* START EXERCISE MATERIALS *

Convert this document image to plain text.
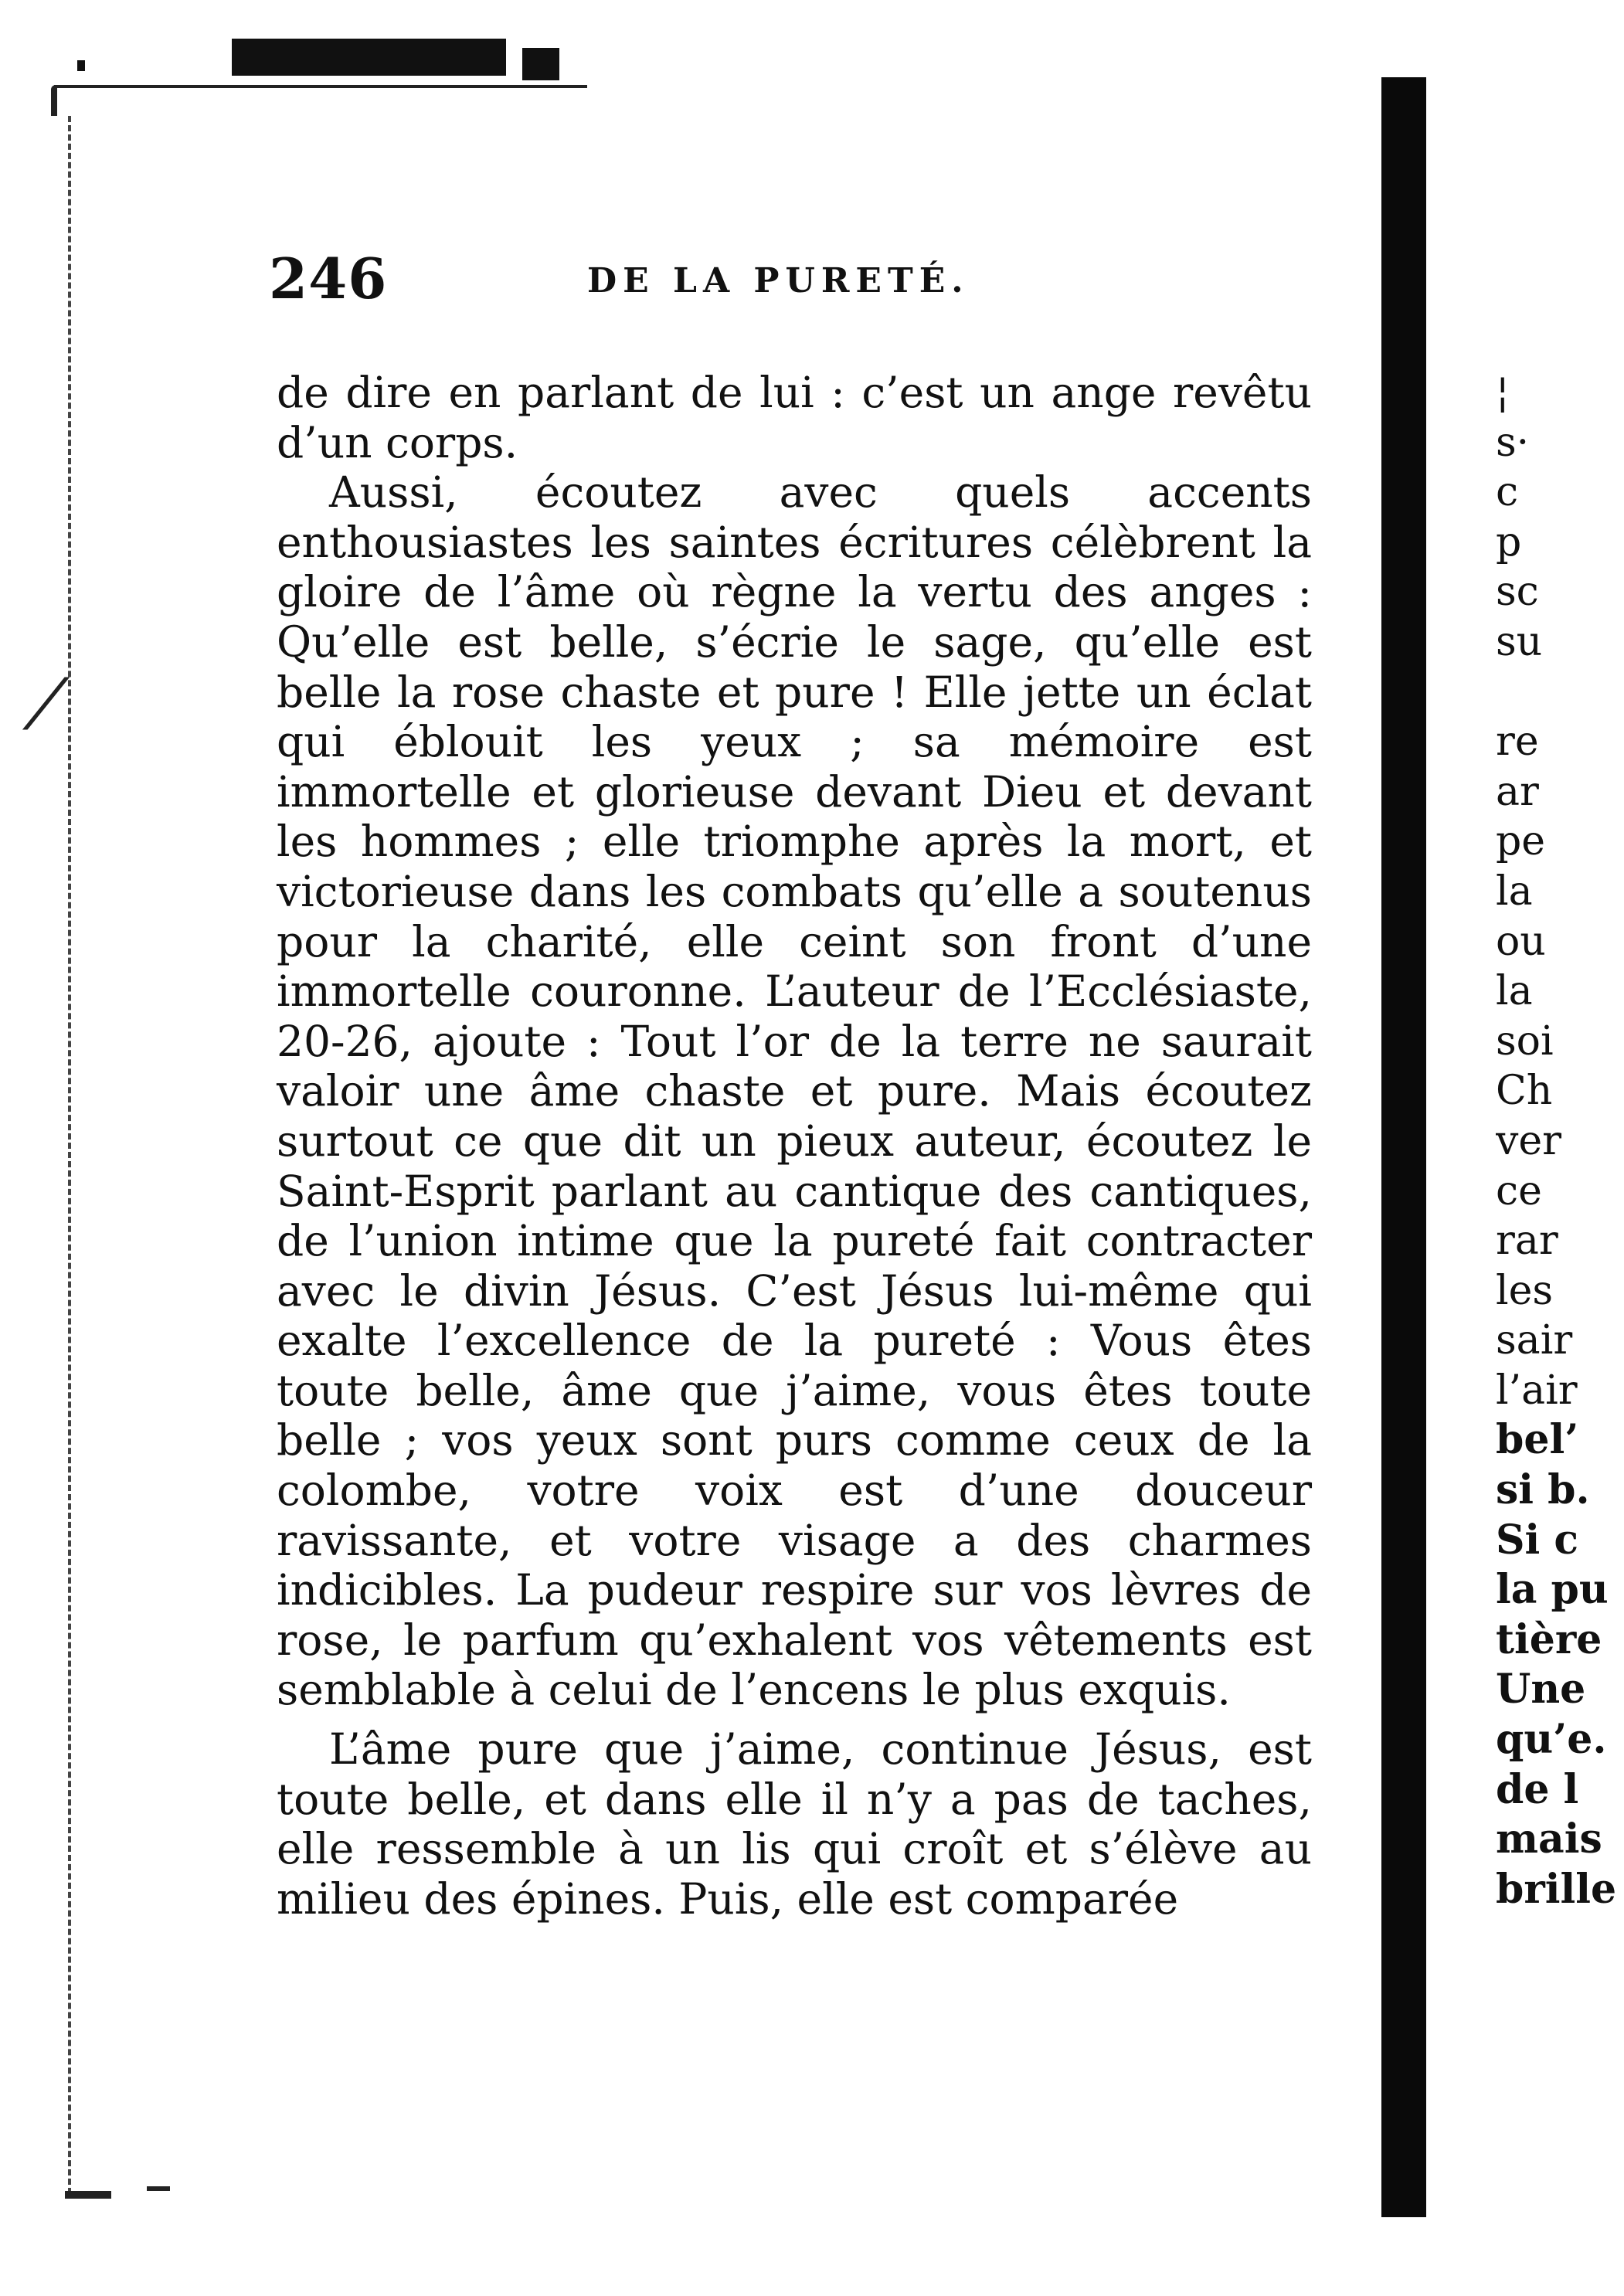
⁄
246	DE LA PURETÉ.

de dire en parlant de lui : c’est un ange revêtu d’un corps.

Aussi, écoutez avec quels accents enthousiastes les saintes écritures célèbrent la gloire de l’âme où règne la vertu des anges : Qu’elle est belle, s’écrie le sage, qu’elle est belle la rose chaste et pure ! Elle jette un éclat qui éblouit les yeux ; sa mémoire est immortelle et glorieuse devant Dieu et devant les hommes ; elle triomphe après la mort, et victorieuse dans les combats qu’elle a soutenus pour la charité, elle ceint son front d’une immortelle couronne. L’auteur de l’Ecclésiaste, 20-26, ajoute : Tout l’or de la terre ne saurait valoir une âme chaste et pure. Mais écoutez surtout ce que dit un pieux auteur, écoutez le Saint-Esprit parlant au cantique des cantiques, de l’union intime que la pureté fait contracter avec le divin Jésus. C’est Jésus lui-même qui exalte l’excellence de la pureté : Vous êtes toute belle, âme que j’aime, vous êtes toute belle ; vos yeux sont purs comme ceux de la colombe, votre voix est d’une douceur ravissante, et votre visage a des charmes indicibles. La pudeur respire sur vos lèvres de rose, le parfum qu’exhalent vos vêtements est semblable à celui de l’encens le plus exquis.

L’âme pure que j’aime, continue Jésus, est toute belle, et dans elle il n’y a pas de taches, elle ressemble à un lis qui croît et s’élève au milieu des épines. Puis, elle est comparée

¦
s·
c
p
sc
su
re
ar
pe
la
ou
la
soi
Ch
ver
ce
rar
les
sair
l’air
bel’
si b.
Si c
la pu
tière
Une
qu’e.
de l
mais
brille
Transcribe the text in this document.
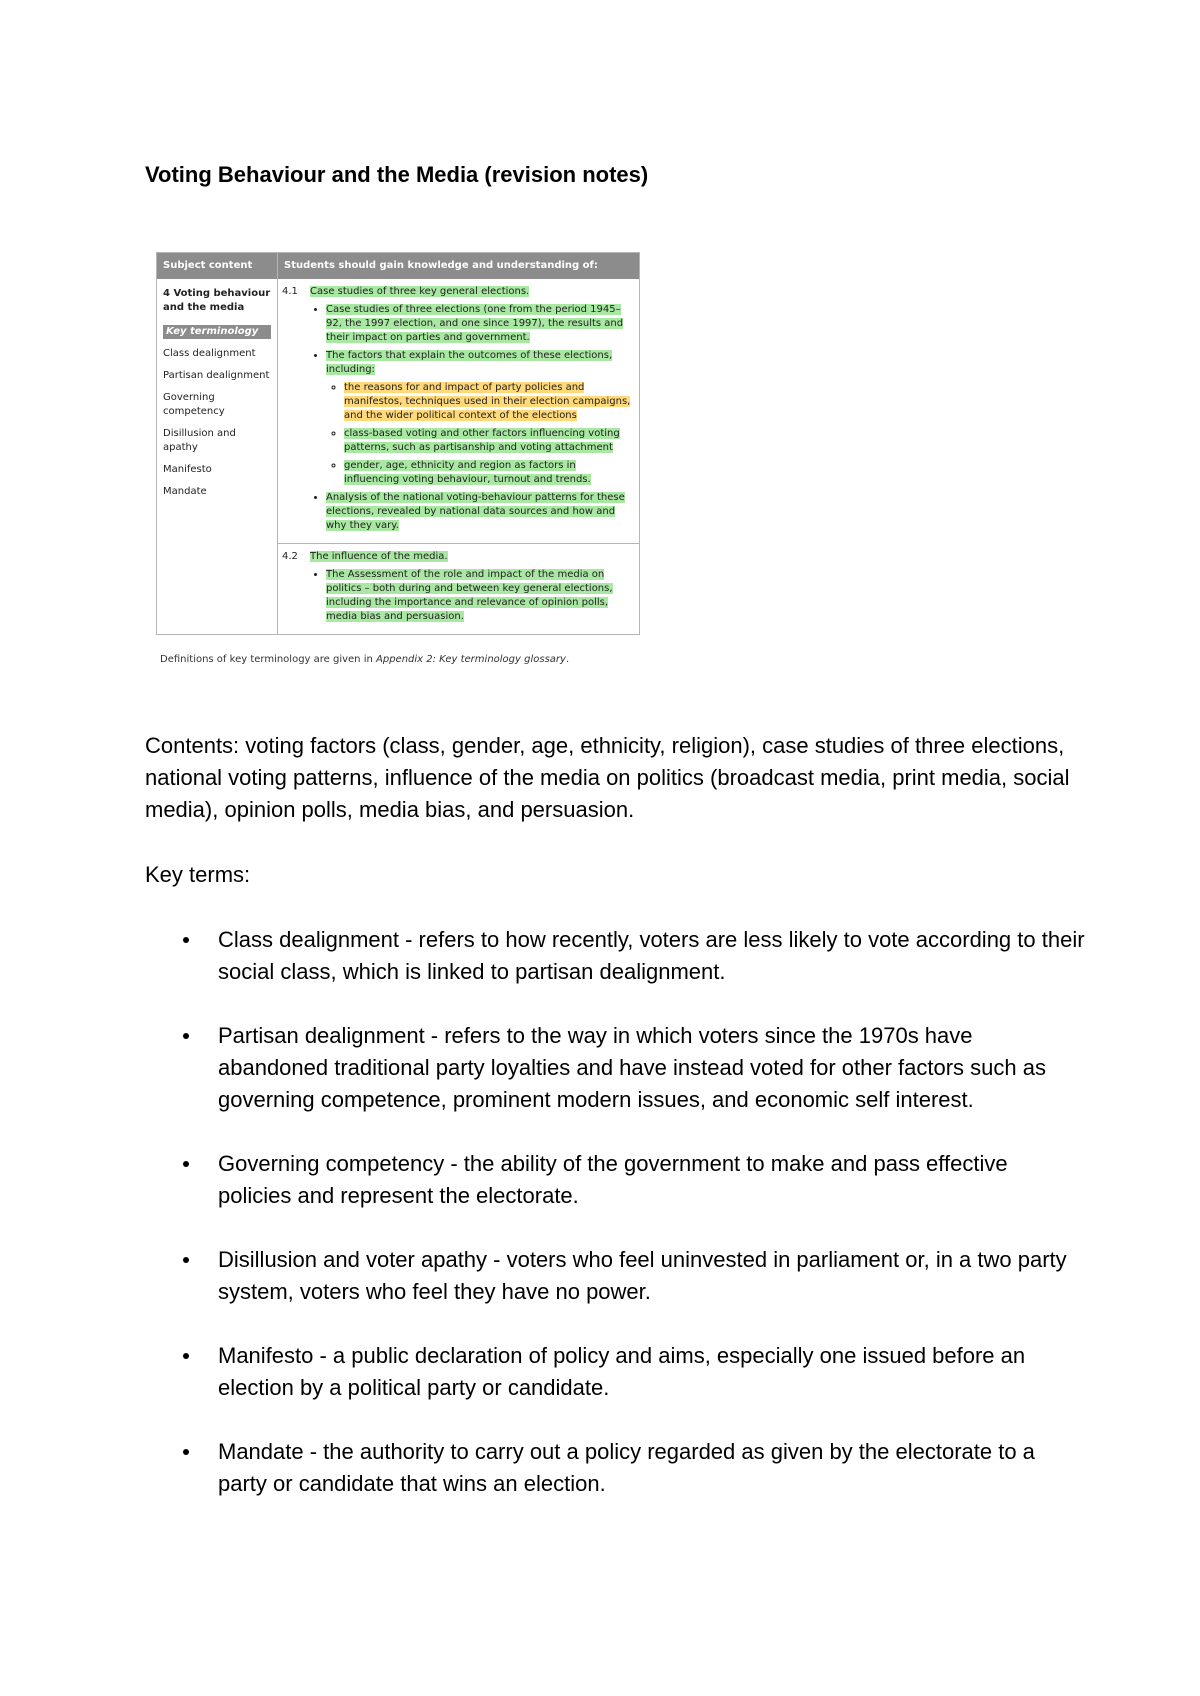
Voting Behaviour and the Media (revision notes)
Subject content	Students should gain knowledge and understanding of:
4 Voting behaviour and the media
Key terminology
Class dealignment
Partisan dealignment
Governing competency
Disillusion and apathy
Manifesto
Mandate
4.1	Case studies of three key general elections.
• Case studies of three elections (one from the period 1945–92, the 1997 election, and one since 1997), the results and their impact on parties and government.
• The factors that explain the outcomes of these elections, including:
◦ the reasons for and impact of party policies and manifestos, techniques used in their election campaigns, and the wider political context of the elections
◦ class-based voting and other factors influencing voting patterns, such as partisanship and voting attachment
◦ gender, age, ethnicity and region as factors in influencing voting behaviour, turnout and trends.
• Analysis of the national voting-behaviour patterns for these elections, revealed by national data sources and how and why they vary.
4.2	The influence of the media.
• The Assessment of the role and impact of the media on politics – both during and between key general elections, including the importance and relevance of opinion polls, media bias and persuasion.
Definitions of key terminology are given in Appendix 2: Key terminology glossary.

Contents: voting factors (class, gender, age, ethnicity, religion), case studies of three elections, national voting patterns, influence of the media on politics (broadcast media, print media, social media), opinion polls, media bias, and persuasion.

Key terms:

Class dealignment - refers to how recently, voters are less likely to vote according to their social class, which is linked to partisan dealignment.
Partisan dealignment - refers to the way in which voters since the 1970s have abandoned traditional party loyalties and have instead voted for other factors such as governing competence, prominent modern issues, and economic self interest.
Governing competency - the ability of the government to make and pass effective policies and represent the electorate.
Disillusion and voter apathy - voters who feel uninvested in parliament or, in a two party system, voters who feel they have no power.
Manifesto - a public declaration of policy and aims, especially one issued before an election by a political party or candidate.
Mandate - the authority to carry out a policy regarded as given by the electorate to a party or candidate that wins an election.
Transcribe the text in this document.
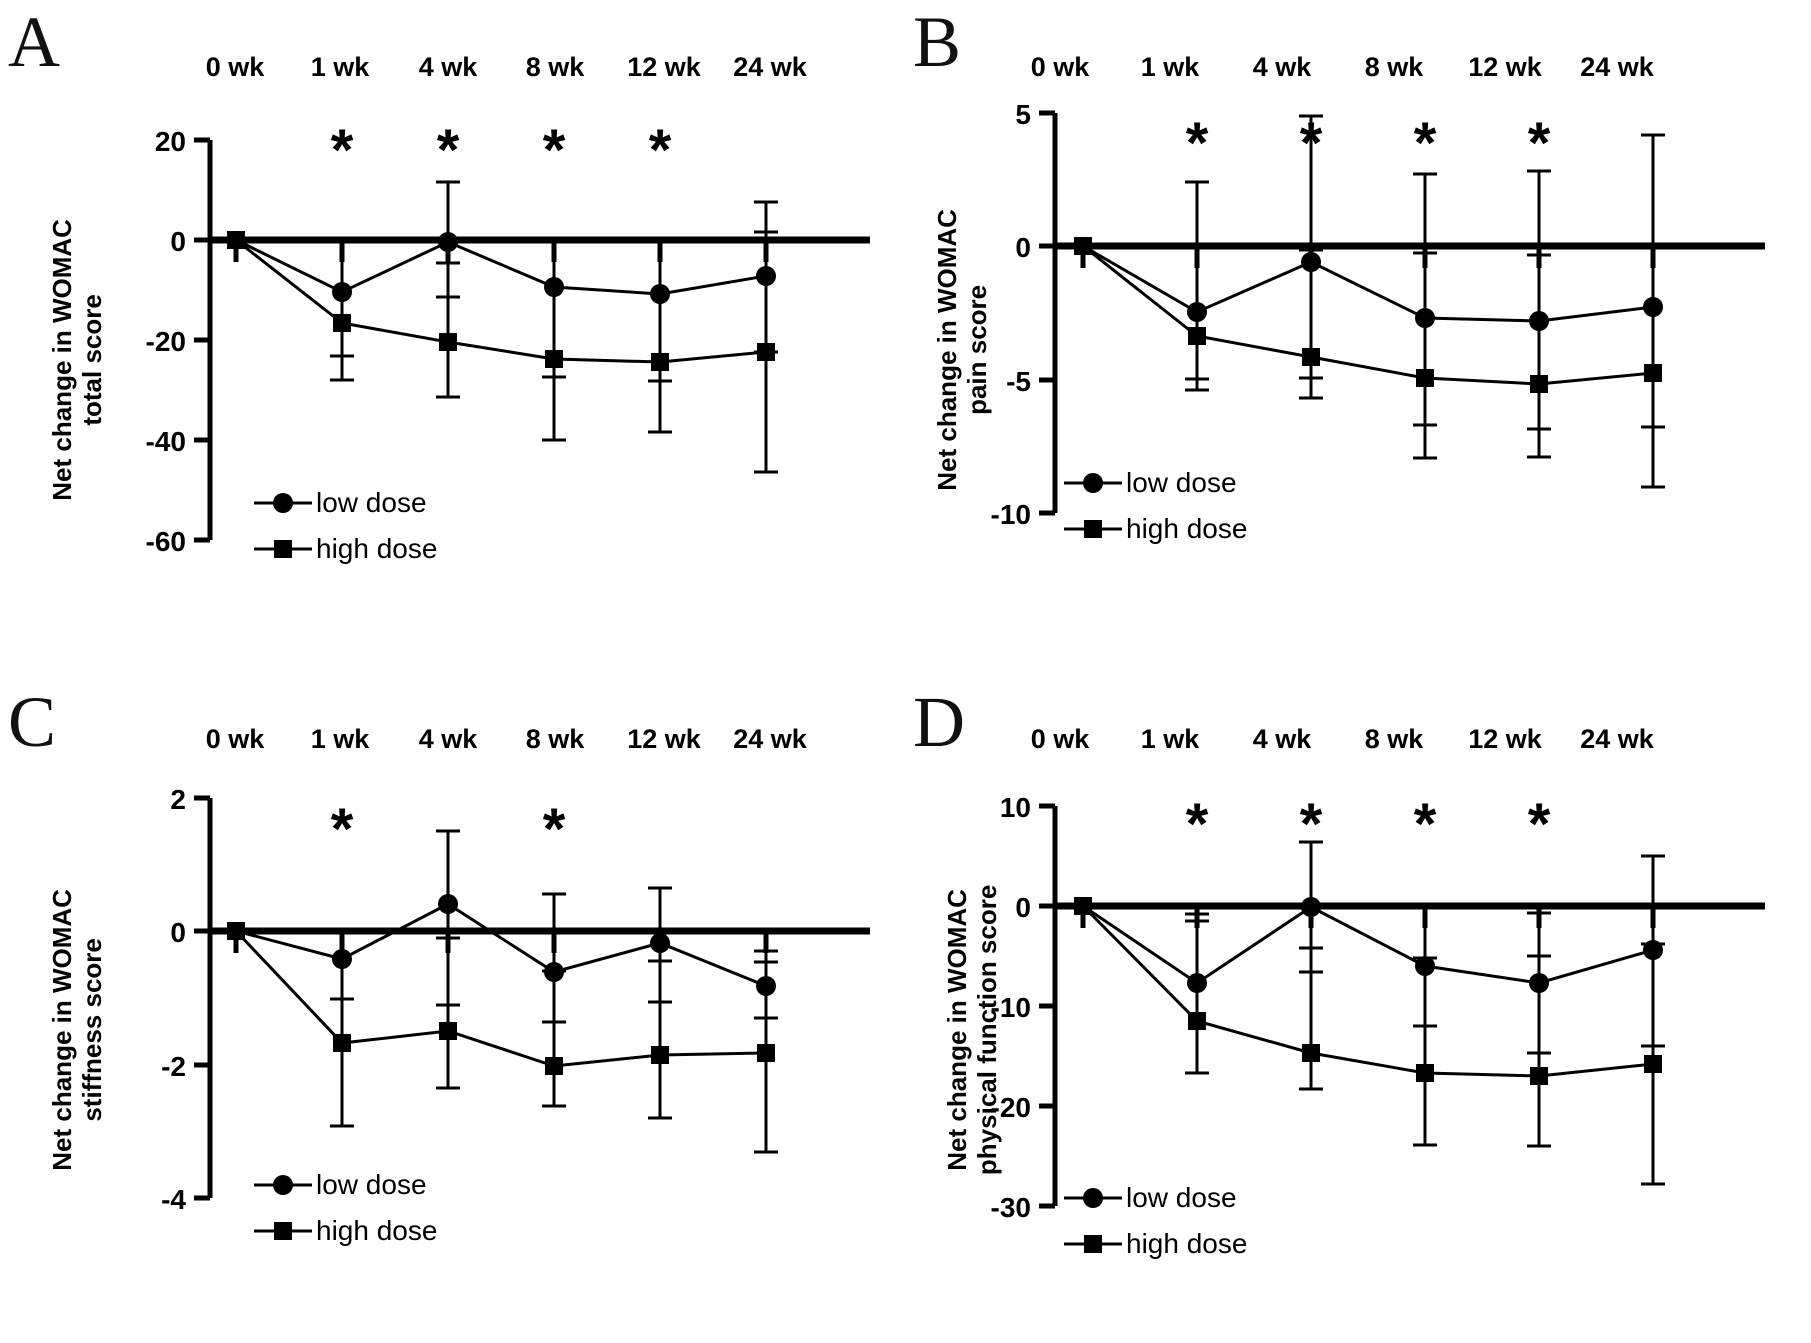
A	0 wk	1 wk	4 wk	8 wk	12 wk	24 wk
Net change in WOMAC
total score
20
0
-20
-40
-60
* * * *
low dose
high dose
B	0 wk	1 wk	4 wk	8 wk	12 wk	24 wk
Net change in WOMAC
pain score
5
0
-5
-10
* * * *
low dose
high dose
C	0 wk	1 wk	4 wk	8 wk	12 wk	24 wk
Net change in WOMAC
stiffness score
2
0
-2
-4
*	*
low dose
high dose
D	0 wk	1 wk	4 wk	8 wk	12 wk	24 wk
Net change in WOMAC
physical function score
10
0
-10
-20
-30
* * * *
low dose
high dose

* END EXERCISE MATERIALS *

● YOUR INSTRUCTIONS
A faithful copy of the records above is needed, with the pictures left out.

● RESPONSE FOR THIS EXERCISE
Convert this document image to plain text.
⁄
246	DE LA PURETÉ.

de dire en parlant de lui : c’est un ange revêtu d’un corps.

Aussi, écoutez avec quels accents enthousiastes les saintes écritures célèbrent la gloire de l’âme où règne la vertu des anges : Qu’elle est belle, s’écrie le sage, qu’elle est belle la rose chaste et pure ! Elle jette un éclat qui éblouit les yeux ; sa mémoire est immortelle et glorieuse devant Dieu et devant les hommes ; elle triomphe après la mort, et victorieuse dans les combats qu’elle a soutenus pour la charité, elle ceint son front d’une immortelle couronne. L’auteur de l’Ecclésiaste, 20-26, ajoute : Tout l’or de la terre ne saurait valoir une âme chaste et pure. Mais écoutez surtout ce que dit un pieux auteur, écoutez le Saint-Esprit parlant au cantique des cantiques, de l’union intime que la pureté fait contracter avec le divin Jésus. C’est Jésus lui-même qui exalte l’excellence de la pureté : Vous êtes toute belle, âme que j’aime, vous êtes toute belle ; vos yeux sont purs comme ceux de la colombe, votre voix est d’une douceur ravissante, et votre visage a des charmes indicibles. La pudeur respire sur vos lèvres de rose, le parfum qu’exhalent vos vêtements est semblable à celui de l’encens le plus exquis.

L’âme pure que j’aime, continue Jésus, est toute belle, et dans elle il n’y a pas de taches, elle ressemble à un lis qui croît et s’élève au milieu des épines. Puis, elle est comparée

¦
s·
c
p
sc
su
re
ar
pe
la
ou
la
soi
Ch
ver
ce
rar
les
sair
l’air
bel’
si b.
Si c
la pu
tière
Une
qu’e.
de l
mais
brille
Transcribe the text in this document.
Voting Behaviour and the Media (revision notes)
Subject content	Students should gain knowledge and understanding of:
4 Voting behaviour and the media
Key terminology
Class dealignment
Partisan dealignment
Governing competency
Disillusion and apathy
Manifesto
Mandate
4.1	Case studies of three key general elections.
• Case studies of three elections (one from the period 1945–92, the 1997 election, and one since 1997), the results and their impact on parties and government.
• The factors that explain the outcomes of these elections, including:
◦ the reasons for and impact of party policies and manifestos, techniques used in their election campaigns, and the wider political context of the elections
◦ class-based voting and other factors influencing voting patterns, such as partisanship and voting attachment
◦ gender, age, ethnicity and region as factors in influencing voting behaviour, turnout and trends.
• Analysis of the national voting-behaviour patterns for these elections, revealed by national data sources and how and why they vary.
4.2	The influence of the media.
• The Assessment of the role and impact of the media on politics – both during and between key general elections, including the importance and relevance of opinion polls, media bias and persuasion.
Definitions of key terminology are given in Appendix 2: Key terminology glossary.

Contents: voting factors (class, gender, age, ethnicity, religion), case studies of three elections, national voting patterns, influence of the media on politics (broadcast media, print media, social media), opinion polls, media bias, and persuasion.

Key terms:

Class dealignment - refers to how recently, voters are less likely to vote according to their social class, which is linked to partisan dealignment.
Partisan dealignment - refers to the way in which voters since the 1970s have abandoned traditional party loyalties and have instead voted for other factors such as governing competence, prominent modern issues, and economic self interest.
Governing competency - the ability of the government to make and pass effective policies and represent the electorate.
Disillusion and voter apathy - voters who feel uninvested in parliament or, in a two party system, voters who feel they have no power.
Manifesto - a public declaration of policy and aims, especially one issued before an election by a political party or candidate.
Mandate - the authority to carry out a policy regarded as given by the electorate to a party or candidate that wins an election.
Transcribe the text in this document.
A	0 wk	1 wk	4 wk	8 wk	12 wk	24 wk
Net change in WOMAC
total score
20
0
-20
-40
-60
* * * *
low dose
high dose
B	0 wk	1 wk	4 wk	8 wk	12 wk	24 wk
Net change in WOMAC
pain score
5
0
-5
-10
* * * *
low dose
high dose
C	0 wk	1 wk	4 wk	8 wk	12 wk	24 wk
Net change in WOMAC
stiffness score
2
0
-2
-4
*	*
low dose
high dose
D	0 wk	1 wk	4 wk	8 wk	12 wk	24 wk
Net change in WOMAC
physical function score
10
0
-10
-20
-30
* * * *
low dose
high dose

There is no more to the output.